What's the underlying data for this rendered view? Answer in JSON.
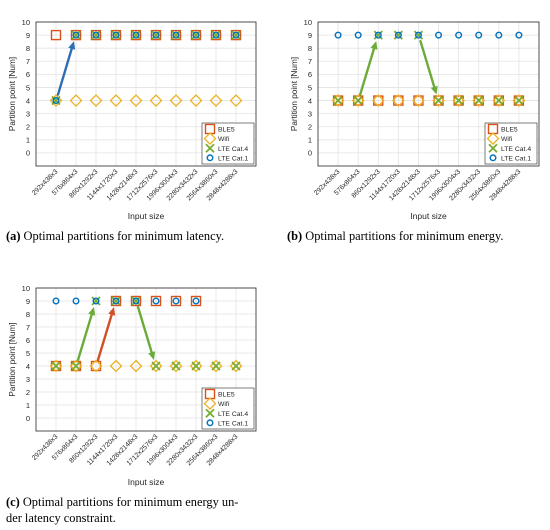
{
  "legend_labels": {
    "ble": "BLE5",
    "wifi": "Wifi",
    "lte4": "LTE Cat.4",
    "lte1": "LTE Cat.1"
  },
  "colors": {
    "ble": "#d95319",
    "wifi": "#edb120",
    "lte4": "#77ac30",
    "lte1": "#0072bd",
    "arrow_blue": "#2e6eb5",
    "arrow_green": "#6aab3a",
    "arrow_red": "#d0502a"
  },
  "captions": {
    "a": {
      "tag": "(a)",
      "text": " Optimal partitions for minimum latency."
    },
    "b": {
      "tag": "(b)",
      "text": " Optimal partitions for minimum energy."
    },
    "c": {
      "tag": "(c)",
      "text_line1": " Optimal partitions for minimum energy un-",
      "text_line2": "der latency constraint."
    }
  },
  "chart_data": [
    {
      "id": "a",
      "type": "scatter",
      "xlabel": "Input size",
      "ylabel": "Partition point [Num]",
      "categories": [
        "292x438x3",
        "576x864x3",
        "860x1292x3",
        "1144x1720x3",
        "1428x2148x3",
        "1712x2576x3",
        "1996x3004x3",
        "2280x3432x3",
        "2564x3860x3",
        "2848x4288x3"
      ],
      "ylim": [
        -1,
        10
      ],
      "yticks": [
        0,
        1,
        2,
        3,
        4,
        5,
        6,
        7,
        8,
        9,
        10
      ],
      "grid": true,
      "legend": "bottom-right",
      "series": [
        {
          "name": "BLE5",
          "marker": "square",
          "values": [
            9,
            9,
            9,
            9,
            9,
            9,
            9,
            9,
            9,
            9
          ]
        },
        {
          "name": "Wifi",
          "marker": "diamond",
          "values": [
            4,
            4,
            4,
            4,
            4,
            4,
            4,
            4,
            4,
            4
          ]
        },
        {
          "name": "LTE Cat.4",
          "marker": "x",
          "values": [
            4,
            9,
            9,
            9,
            9,
            9,
            9,
            9,
            9,
            9
          ]
        },
        {
          "name": "LTE Cat.1",
          "marker": "circle",
          "values": [
            4,
            9,
            9,
            9,
            9,
            9,
            9,
            9,
            9,
            9
          ]
        }
      ],
      "arrows": [
        {
          "from": [
            0,
            4
          ],
          "to": [
            1,
            9
          ],
          "color": "blue"
        }
      ]
    },
    {
      "id": "b",
      "type": "scatter",
      "xlabel": "Input size",
      "ylabel": "Partition point [Num]",
      "categories": [
        "292x438x3",
        "576x864x3",
        "860x1292x3",
        "1144x1720x3",
        "1428x2148x3",
        "1712x2576x3",
        "1996x3004x3",
        "2280x3432x3",
        "2564x3860x3",
        "2848x4288x3"
      ],
      "ylim": [
        -1,
        10
      ],
      "yticks": [
        0,
        1,
        2,
        3,
        4,
        5,
        6,
        7,
        8,
        9,
        10
      ],
      "grid": true,
      "legend": "bottom-right",
      "series": [
        {
          "name": "BLE5",
          "marker": "square",
          "values": [
            4,
            4,
            4,
            4,
            4,
            4,
            4,
            4,
            4,
            4
          ]
        },
        {
          "name": "Wifi",
          "marker": "diamond",
          "values": [
            4,
            4,
            4,
            4,
            4,
            4,
            4,
            4,
            4,
            4
          ]
        },
        {
          "name": "LTE Cat.4",
          "marker": "x",
          "values": [
            4,
            4,
            9,
            9,
            9,
            4,
            4,
            4,
            4,
            4
          ]
        },
        {
          "name": "LTE Cat.1",
          "marker": "circle",
          "values": [
            9,
            9,
            9,
            9,
            9,
            9,
            9,
            9,
            9,
            9
          ]
        }
      ],
      "arrows": [
        {
          "from": [
            1,
            4
          ],
          "to": [
            2,
            9
          ],
          "color": "green"
        },
        {
          "from": [
            4,
            9
          ],
          "to": [
            5,
            4
          ],
          "color": "green"
        }
      ]
    },
    {
      "id": "c",
      "type": "scatter",
      "xlabel": "Input size",
      "ylabel": "Partition point [Num]",
      "categories": [
        "292x438x3",
        "576x864x3",
        "860x1292x3",
        "1144x1720x3",
        "1428x2148x3",
        "1712x2576x3",
        "1996x3004x3",
        "2280x3432x3",
        "2564x3860x3",
        "2848x4288x3"
      ],
      "ylim": [
        -1,
        10
      ],
      "yticks": [
        0,
        1,
        2,
        3,
        4,
        5,
        6,
        7,
        8,
        9,
        10
      ],
      "grid": true,
      "legend": "bottom-right",
      "series": [
        {
          "name": "BLE5",
          "marker": "square",
          "values": [
            4,
            4,
            4,
            9,
            9,
            9,
            9,
            9,
            null,
            null
          ]
        },
        {
          "name": "Wifi",
          "marker": "diamond",
          "values": [
            4,
            4,
            4,
            4,
            4,
            4,
            4,
            4,
            4,
            4
          ]
        },
        {
          "name": "LTE Cat.4",
          "marker": "x",
          "values": [
            4,
            4,
            9,
            9,
            9,
            4,
            4,
            4,
            4,
            4
          ]
        },
        {
          "name": "LTE Cat.1",
          "marker": "circle",
          "values": [
            9,
            9,
            9,
            9,
            9,
            9,
            9,
            9,
            null,
            null
          ]
        }
      ],
      "arrows": [
        {
          "from": [
            1,
            4
          ],
          "to": [
            2,
            9
          ],
          "color": "green"
        },
        {
          "from": [
            2,
            4
          ],
          "to": [
            3,
            9
          ],
          "color": "red"
        },
        {
          "from": [
            4,
            9
          ],
          "to": [
            5,
            4
          ],
          "color": "green"
        }
      ]
    }
  ]
}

++++++++++

> _WHAT TO DO_: Skip the pictures and print each record exactly as it stands.

> _EXERCISE RESULT_:
What's the underlying data for this rendered view? Answer in JSON.
{
  "legend_labels": {
    "ble": "BLE5",
    "wifi": "Wifi",
    "lte4": "LTE Cat.4",
    "lte1": "LTE Cat.1"
  },
  "colors": {
    "ble": "#d95319",
    "wifi": "#edb120",
    "lte4": "#77ac30",
    "lte1": "#0072bd",
    "arrow_blue": "#2e6eb5",
    "arrow_green": "#6aab3a",
    "arrow_red": "#d0502a"
  },
  "captions": {
    "a": {
      "tag": "(a)",
      "text": " Optimal partitions for minimum latency."
    },
    "b": {
      "tag": "(b)",
      "text": " Optimal partitions for minimum energy."
    },
    "c": {
      "tag": "(c)",
      "text_line1": " Optimal partitions for minimum energy un-",
      "text_line2": "der latency constraint."
    }
  },
  "chart_data": [
    {
      "id": "a",
      "type": "scatter",
      "xlabel": "Input size",
      "ylabel": "Partition point [Num]",
      "categories": [
        "292x438x3",
        "576x864x3",
        "860x1292x3",
        "1144x1720x3",
        "1428x2148x3",
        "1712x2576x3",
        "1996x3004x3",
        "2280x3432x3",
        "2564x3860x3",
        "2848x4288x3"
      ],
      "ylim": [
        -1,
        10
      ],
      "yticks": [
        0,
        1,
        2,
        3,
        4,
        5,
        6,
        7,
        8,
        9,
        10
      ],
      "grid": true,
      "legend": "bottom-right",
      "series": [
        {
          "name": "BLE5",
          "marker": "square",
          "values": [
            9,
            9,
            9,
            9,
            9,
            9,
            9,
            9,
            9,
            9
          ]
        },
        {
          "name": "Wifi",
          "marker": "diamond",
          "values": [
            4,
            4,
            4,
            4,
            4,
            4,
            4,
            4,
            4,
            4
          ]
        },
        {
          "name": "LTE Cat.4",
          "marker": "x",
          "values": [
            4,
            9,
            9,
            9,
            9,
            9,
            9,
            9,
            9,
            9
          ]
        },
        {
          "name": "LTE Cat.1",
          "marker": "circle",
          "values": [
            4,
            9,
            9,
            9,
            9,
            9,
            9,
            9,
            9,
            9
          ]
        }
      ],
      "arrows": [
        {
          "from": [
            0,
            4
          ],
          "to": [
            1,
            9
          ],
          "color": "blue"
        }
      ]
    },
    {
      "id": "b",
      "type": "scatter",
      "xlabel": "Input size",
      "ylabel": "Partition point [Num]",
      "categories": [
        "292x438x3",
        "576x864x3",
        "860x1292x3",
        "1144x1720x3",
        "1428x2148x3",
        "1712x2576x3",
        "1996x3004x3",
        "2280x3432x3",
        "2564x3860x3",
        "2848x4288x3"
      ],
      "ylim": [
        -1,
        10
      ],
      "yticks": [
        0,
        1,
        2,
        3,
        4,
        5,
        6,
        7,
        8,
        9,
        10
      ],
      "grid": true,
      "legend": "bottom-right",
      "series": [
        {
          "name": "BLE5",
          "marker": "square",
          "values": [
            4,
            4,
            4,
            4,
            4,
            4,
            4,
            4,
            4,
            4
          ]
        },
        {
          "name": "Wifi",
          "marker": "diamond",
          "values": [
            4,
            4,
            4,
            4,
            4,
            4,
            4,
            4,
            4,
            4
          ]
        },
        {
          "name": "LTE Cat.4",
          "marker": "x",
          "values": [
            4,
            4,
            9,
            9,
            9,
            4,
            4,
            4,
            4,
            4
          ]
        },
        {
          "name": "LTE Cat.1",
          "marker": "circle",
          "values": [
            9,
            9,
            9,
            9,
            9,
            9,
            9,
            9,
            9,
            9
          ]
        }
      ],
      "arrows": [
        {
          "from": [
            1,
            4
          ],
          "to": [
            2,
            9
          ],
          "color": "green"
        },
        {
          "from": [
            4,
            9
          ],
          "to": [
            5,
            4
          ],
          "color": "green"
        }
      ]
    },
    {
      "id": "c",
      "type": "scatter",
      "xlabel": "Input size",
      "ylabel": "Partition point [Num]",
      "categories": [
        "292x438x3",
        "576x864x3",
        "860x1292x3",
        "1144x1720x3",
        "1428x2148x3",
        "1712x2576x3",
        "1996x3004x3",
        "2280x3432x3",
        "2564x3860x3",
        "2848x4288x3"
      ],
      "ylim": [
        -1,
        10
      ],
      "yticks": [
        0,
        1,
        2,
        3,
        4,
        5,
        6,
        7,
        8,
        9,
        10
      ],
      "grid": true,
      "legend": "bottom-right",
      "series": [
        {
          "name": "BLE5",
          "marker": "square",
          "values": [
            4,
            4,
            4,
            9,
            9,
            9,
            9,
            9,
            null,
            null
          ]
        },
        {
          "name": "Wifi",
          "marker": "diamond",
          "values": [
            4,
            4,
            4,
            4,
            4,
            4,
            4,
            4,
            4,
            4
          ]
        },
        {
          "name": "LTE Cat.4",
          "marker": "x",
          "values": [
            4,
            4,
            9,
            9,
            9,
            4,
            4,
            4,
            4,
            4
          ]
        },
        {
          "name": "LTE Cat.1",
          "marker": "circle",
          "values": [
            9,
            9,
            9,
            9,
            9,
            9,
            9,
            9,
            null,
            null
          ]
        }
      ],
      "arrows": [
        {
          "from": [
            1,
            4
          ],
          "to": [
            2,
            9
          ],
          "color": "green"
        },
        {
          "from": [
            2,
            4
          ],
          "to": [
            3,
            9
          ],
          "color": "red"
        },
        {
          "from": [
            4,
            9
          ],
          "to": [
            5,
            4
          ],
          "color": "green"
        }
      ]
    }
  ]
}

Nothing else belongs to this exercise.